■ **Work to do**
Copy all lines of the listing that include the string "series".

(Rows from a figure dataset)
···

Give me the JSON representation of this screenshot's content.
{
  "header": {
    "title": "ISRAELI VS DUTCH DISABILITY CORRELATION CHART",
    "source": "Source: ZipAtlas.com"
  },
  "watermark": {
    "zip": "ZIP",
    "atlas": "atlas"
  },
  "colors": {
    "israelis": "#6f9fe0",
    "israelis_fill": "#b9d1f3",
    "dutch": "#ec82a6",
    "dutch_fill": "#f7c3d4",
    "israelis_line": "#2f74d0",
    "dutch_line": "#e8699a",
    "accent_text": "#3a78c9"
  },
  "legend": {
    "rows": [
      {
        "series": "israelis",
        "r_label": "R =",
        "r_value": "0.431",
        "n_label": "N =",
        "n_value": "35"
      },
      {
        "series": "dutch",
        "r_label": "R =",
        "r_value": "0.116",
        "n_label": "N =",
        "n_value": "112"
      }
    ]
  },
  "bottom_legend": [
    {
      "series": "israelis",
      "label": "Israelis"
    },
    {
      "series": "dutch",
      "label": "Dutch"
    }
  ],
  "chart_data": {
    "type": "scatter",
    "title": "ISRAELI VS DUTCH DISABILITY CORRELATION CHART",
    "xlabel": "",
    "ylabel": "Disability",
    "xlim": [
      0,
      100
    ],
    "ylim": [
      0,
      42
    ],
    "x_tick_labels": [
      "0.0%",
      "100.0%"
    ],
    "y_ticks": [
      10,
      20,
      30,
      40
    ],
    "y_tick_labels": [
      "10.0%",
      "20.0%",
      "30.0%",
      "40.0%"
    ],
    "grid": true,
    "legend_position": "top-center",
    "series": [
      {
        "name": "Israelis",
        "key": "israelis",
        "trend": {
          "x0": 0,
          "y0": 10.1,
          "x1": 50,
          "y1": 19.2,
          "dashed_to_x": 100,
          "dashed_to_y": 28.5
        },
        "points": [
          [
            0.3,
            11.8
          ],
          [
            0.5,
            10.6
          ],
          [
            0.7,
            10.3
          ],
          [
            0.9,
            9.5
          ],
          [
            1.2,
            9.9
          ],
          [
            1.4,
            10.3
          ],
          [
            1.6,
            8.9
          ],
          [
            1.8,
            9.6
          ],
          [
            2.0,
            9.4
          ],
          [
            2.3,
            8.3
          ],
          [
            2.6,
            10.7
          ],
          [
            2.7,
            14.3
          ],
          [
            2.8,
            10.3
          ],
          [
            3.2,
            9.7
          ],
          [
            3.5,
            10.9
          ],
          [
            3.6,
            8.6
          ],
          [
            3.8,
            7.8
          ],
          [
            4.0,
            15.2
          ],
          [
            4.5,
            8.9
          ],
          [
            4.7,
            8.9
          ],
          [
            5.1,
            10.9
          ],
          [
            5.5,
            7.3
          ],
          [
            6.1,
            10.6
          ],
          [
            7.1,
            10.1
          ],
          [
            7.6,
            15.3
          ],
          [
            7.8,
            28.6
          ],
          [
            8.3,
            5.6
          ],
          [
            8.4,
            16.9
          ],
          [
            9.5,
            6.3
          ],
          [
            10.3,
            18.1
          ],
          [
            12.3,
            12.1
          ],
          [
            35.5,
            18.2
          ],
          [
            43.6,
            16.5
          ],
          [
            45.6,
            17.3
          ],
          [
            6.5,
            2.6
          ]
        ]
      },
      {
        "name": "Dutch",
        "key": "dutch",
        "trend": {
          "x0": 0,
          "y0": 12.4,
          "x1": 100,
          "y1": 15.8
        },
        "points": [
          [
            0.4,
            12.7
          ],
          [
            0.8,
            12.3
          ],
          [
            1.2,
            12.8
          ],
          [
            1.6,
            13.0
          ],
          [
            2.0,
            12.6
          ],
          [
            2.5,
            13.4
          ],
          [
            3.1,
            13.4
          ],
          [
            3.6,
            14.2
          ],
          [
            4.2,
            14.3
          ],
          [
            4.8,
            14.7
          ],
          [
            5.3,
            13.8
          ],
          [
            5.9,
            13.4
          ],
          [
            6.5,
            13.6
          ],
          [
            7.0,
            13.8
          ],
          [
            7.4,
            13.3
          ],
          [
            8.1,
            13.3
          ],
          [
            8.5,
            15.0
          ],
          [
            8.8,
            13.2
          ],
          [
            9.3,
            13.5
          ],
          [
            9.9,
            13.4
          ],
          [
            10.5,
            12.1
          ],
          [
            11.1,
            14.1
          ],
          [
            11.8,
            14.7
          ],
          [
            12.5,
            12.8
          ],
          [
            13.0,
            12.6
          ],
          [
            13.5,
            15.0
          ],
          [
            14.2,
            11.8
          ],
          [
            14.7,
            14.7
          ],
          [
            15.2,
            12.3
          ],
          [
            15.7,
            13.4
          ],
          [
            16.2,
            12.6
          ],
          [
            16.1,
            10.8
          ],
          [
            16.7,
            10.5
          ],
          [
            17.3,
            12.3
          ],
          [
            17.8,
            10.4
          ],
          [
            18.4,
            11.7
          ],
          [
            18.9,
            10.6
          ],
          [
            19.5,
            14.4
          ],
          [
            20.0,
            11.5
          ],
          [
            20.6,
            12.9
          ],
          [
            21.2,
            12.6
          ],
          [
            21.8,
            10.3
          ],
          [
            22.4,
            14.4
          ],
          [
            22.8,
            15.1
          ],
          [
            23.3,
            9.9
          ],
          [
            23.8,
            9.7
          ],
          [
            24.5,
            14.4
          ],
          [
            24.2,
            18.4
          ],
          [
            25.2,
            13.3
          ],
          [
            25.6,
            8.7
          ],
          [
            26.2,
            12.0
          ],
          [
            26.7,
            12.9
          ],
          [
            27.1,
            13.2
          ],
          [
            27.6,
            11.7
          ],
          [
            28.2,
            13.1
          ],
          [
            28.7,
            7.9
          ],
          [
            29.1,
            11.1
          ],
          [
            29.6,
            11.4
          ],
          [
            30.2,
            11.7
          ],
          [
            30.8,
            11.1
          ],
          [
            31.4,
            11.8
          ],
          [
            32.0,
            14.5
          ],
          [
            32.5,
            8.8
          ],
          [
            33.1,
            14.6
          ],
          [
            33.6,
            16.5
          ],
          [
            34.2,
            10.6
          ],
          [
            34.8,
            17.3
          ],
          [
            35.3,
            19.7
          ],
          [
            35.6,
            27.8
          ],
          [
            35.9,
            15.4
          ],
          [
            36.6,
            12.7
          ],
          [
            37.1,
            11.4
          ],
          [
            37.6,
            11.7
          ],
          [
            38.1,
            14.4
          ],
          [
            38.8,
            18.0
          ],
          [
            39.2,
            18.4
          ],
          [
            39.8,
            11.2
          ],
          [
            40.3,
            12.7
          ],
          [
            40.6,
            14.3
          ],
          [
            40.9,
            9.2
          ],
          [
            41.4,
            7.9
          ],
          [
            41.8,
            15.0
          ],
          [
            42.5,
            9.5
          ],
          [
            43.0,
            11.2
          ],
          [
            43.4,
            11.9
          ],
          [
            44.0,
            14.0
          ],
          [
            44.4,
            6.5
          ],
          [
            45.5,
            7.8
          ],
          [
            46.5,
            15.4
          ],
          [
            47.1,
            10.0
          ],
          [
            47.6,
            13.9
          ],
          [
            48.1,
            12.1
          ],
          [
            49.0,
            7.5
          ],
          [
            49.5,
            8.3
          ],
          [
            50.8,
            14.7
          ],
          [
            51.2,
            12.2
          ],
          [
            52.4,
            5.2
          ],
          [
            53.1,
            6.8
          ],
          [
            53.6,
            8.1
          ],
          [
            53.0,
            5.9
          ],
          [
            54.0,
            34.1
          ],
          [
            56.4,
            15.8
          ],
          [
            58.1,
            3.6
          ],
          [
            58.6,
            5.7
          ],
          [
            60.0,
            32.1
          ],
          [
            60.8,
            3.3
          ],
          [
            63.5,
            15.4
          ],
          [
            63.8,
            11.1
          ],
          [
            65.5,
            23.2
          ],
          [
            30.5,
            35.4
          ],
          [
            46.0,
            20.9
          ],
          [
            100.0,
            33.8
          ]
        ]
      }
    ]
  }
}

···

■ **Finished exercise**
        "series": "israelis",
        "series": "dutch",
      "series": "israelis",
      "series": "dutch",
    "series": [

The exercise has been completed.